start

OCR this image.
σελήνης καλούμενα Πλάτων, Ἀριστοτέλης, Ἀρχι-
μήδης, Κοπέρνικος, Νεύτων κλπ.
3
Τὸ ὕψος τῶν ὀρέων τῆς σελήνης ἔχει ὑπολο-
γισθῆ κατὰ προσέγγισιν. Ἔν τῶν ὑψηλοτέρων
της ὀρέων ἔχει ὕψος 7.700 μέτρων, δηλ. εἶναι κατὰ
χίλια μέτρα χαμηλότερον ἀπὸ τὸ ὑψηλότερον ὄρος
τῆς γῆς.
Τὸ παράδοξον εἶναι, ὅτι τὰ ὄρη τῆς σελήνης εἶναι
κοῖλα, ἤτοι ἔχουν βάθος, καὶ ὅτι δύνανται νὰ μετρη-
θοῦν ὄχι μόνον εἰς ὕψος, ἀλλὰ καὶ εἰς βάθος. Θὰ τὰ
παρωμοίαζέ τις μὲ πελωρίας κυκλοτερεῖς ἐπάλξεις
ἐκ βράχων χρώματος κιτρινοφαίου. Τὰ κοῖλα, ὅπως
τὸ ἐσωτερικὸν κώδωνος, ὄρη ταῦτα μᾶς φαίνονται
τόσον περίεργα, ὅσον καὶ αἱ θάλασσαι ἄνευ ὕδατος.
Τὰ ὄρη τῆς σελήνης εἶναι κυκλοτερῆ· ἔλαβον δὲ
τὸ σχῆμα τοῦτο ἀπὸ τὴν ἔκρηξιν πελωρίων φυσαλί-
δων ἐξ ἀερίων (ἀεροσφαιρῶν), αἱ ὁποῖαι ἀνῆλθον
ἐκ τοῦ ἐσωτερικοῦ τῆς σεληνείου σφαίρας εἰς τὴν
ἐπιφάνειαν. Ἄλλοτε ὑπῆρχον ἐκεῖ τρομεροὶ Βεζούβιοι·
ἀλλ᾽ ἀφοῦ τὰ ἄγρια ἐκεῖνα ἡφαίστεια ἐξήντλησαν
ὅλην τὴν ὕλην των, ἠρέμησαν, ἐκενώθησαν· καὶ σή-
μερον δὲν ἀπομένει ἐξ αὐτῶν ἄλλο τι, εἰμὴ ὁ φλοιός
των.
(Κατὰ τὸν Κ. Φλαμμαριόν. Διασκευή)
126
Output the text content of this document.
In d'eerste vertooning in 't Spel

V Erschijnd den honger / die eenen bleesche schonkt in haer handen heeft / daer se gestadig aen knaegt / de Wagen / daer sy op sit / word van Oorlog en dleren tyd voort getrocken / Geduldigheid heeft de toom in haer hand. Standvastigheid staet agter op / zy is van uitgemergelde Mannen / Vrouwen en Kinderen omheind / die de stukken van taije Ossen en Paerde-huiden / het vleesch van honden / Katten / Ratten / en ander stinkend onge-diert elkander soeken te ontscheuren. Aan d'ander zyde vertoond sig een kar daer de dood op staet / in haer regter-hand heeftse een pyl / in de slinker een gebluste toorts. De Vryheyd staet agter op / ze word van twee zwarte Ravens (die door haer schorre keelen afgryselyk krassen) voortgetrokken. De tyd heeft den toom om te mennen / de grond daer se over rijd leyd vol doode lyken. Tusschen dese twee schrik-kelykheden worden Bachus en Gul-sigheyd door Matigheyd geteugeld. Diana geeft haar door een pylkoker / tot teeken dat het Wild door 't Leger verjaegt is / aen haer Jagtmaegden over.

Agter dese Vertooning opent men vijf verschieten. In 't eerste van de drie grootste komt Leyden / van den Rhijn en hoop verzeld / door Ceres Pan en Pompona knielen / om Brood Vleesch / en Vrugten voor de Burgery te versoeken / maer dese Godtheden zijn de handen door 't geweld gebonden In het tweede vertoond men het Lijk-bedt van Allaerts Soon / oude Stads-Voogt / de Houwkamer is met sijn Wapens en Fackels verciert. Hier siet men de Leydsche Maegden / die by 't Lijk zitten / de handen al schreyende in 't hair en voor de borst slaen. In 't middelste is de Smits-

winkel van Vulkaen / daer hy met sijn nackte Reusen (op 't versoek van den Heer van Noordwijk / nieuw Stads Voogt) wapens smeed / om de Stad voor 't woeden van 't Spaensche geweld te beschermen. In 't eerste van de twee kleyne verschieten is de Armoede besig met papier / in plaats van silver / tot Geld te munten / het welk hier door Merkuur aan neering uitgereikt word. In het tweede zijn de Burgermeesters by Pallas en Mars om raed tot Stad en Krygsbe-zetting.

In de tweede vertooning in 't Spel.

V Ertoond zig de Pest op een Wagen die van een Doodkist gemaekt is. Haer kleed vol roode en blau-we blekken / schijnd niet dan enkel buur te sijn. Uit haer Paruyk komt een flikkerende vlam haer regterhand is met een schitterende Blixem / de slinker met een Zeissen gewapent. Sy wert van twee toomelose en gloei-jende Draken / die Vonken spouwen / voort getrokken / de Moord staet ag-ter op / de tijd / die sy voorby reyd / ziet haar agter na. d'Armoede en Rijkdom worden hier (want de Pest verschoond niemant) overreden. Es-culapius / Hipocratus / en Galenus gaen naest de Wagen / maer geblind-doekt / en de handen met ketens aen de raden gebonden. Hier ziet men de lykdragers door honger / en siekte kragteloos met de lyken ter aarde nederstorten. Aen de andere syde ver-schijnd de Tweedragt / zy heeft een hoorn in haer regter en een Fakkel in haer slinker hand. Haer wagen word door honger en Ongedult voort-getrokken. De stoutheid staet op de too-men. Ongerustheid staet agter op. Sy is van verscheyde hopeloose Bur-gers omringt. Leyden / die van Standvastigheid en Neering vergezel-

end

*Goal of the exercise*: Set down the entries above again, word for word.

*Response*:
OCR this image.
σελήνης καλούμενα Πλάτων, Ἀριστοτέλης, Ἀρχι-
μήδης, Κοπέρνικος, Νεύτων κλπ.
3
Τὸ ὕψος τῶν ὀρέων τῆς σελήνης ἔχει ὑπολο-
γισθῆ κατὰ προσέγγισιν. Ἔν τῶν ὑψηλοτέρων
της ὀρέων ἔχει ὕψος 7.700 μέτρων, δηλ. εἶναι κατὰ
χίλια μέτρα χαμηλότερον ἀπὸ τὸ ὑψηλότερον ὄρος
τῆς γῆς.
Τὸ παράδοξον εἶναι, ὅτι τὰ ὄρη τῆς σελήνης εἶναι
κοῖλα, ἤτοι ἔχουν βάθος, καὶ ὅτι δύνανται νὰ μετρη-
θοῦν ὄχι μόνον εἰς ὕψος, ἀλλὰ καὶ εἰς βάθος. Θὰ τὰ
παρωμοίαζέ τις μὲ πελωρίας κυκλοτερεῖς ἐπάλξεις
ἐκ βράχων χρώματος κιτρινοφαίου. Τὰ κοῖλα, ὅπως
τὸ ἐσωτερικὸν κώδωνος, ὄρη ταῦτα μᾶς φαίνονται
τόσον περίεργα, ὅσον καὶ αἱ θάλασσαι ἄνευ ὕδατος.
Τὰ ὄρη τῆς σελήνης εἶναι κυκλοτερῆ· ἔλαβον δὲ
τὸ σχῆμα τοῦτο ἀπὸ τὴν ἔκρηξιν πελωρίων φυσαλί-
δων ἐξ ἀερίων (ἀεροσφαιρῶν), αἱ ὁποῖαι ἀνῆλθον
ἐκ τοῦ ἐσωτερικοῦ τῆς σεληνείου σφαίρας εἰς τὴν
ἐπιφάνειαν. Ἄλλοτε ὑπῆρχον ἐκεῖ τρομεροὶ Βεζούβιοι·
ἀλλ᾽ ἀφοῦ τὰ ἄγρια ἐκεῖνα ἡφαίστεια ἐξήντλησαν
ὅλην τὴν ὕλην των, ἠρέμησαν, ἐκενώθησαν· καὶ σή-
μερον δὲν ἀπομένει ἐξ αὐτῶν ἄλλο τι, εἰμὴ ὁ φλοιός
των.
(Κατὰ τὸν Κ. Φλαμμαριόν. Διασκευή)
126
Output the text content of this document.
In d'eerste vertooning in 't Spel

V Erschijnd den honger / die eenen bleesche schonkt in haer handen heeft / daer se gestadig aen knaegt / de Wagen / daer sy op sit / word van Oorlog en dleren tyd voort getrocken / Geduldigheid heeft de toom in haer hand. Standvastigheid staet agter op / zy is van uitgemergelde Mannen / Vrouwen en Kinderen omheind / die de stukken van taije Ossen en Paerde-huiden / het vleesch van honden / Katten / Ratten / en ander stinkend onge-diert elkander soeken te ontscheuren. Aan d'ander zyde vertoond sig een kar daer de dood op staet / in haer regter-hand heeftse een pyl / in de slinker een gebluste toorts. De Vryheyd staet agter op / ze word van twee zwarte Ravens (die door haer schorre keelen afgryselyk krassen) voortgetrokken. De tyd heeft den toom om te mennen / de grond daer se over rijd leyd vol doode lyken. Tusschen dese twee schrik-kelykheden worden Bachus en Gul-sigheyd door Matigheyd geteugeld. Diana geeft haar door een pylkoker / tot teeken dat het Wild door 't Leger verjaegt is / aen haer Jagtmaegden over.

Agter dese Vertooning opent men vijf verschieten. In 't eerste van de drie grootste komt Leyden / van den Rhijn en hoop verzeld / door Ceres Pan en Pompona knielen / om Brood Vleesch / en Vrugten voor de Burgery te versoeken / maer dese Godtheden zijn de handen door 't geweld gebonden In het tweede vertoond men het Lijk-bedt van Allaerts Soon / oude Stads-Voogt / de Houwkamer is met sijn Wapens en Fackels verciert. Hier siet men de Leydsche Maegden / die by 't Lijk zitten / de handen al schreyende in 't hair en voor de borst slaen. In 't middelste is de Smits-

winkel van Vulkaen / daer hy met sijn nackte Reusen (op 't versoek van den Heer van Noordwijk / nieuw Stads Voogt) wapens smeed / om de Stad voor 't woeden van 't Spaensche geweld te beschermen. In 't eerste van de twee kleyne verschieten is de Armoede besig met papier / in plaats van silver / tot Geld te munten / het welk hier door Merkuur aan neering uitgereikt word. In het tweede zijn de Burgermeesters by Pallas en Mars om raed tot Stad en Krygsbe-zetting.

In de tweede vertooning in 't Spel.

V Ertoond zig de Pest op een Wagen die van een Doodkist gemaekt is. Haer kleed vol roode en blau-we blekken / schijnd niet dan enkel buur te sijn. Uit haer Paruyk komt een flikkerende vlam haer regterhand is met een schitterende Blixem / de slinker met een Zeissen gewapent. Sy wert van twee toomelose en gloei-jende Draken / die Vonken spouwen / voort getrokken / de Moord staet ag-ter op / de tijd / die sy voorby reyd / ziet haar agter na. d'Armoede en Rijkdom worden hier (want de Pest verschoond niemant) overreden. Es-culapius / Hipocratus / en Galenus gaen naest de Wagen / maer geblind-doekt / en de handen met ketens aen de raden gebonden. Hier ziet men de lykdragers door honger / en siekte kragteloos met de lyken ter aarde nederstorten. Aen de andere syde ver-schijnd de Tweedragt / zy heeft een hoorn in haer regter en een Fakkel in haer slinker hand. Haer wagen word door honger en Ongedult voort-getrokken. De stoutheid staet op de too-men. Ongerustheid staet agter op. Sy is van verscheyde hopeloose Bur-gers omringt. Leyden / die van Standvastigheid en Neering vergezel-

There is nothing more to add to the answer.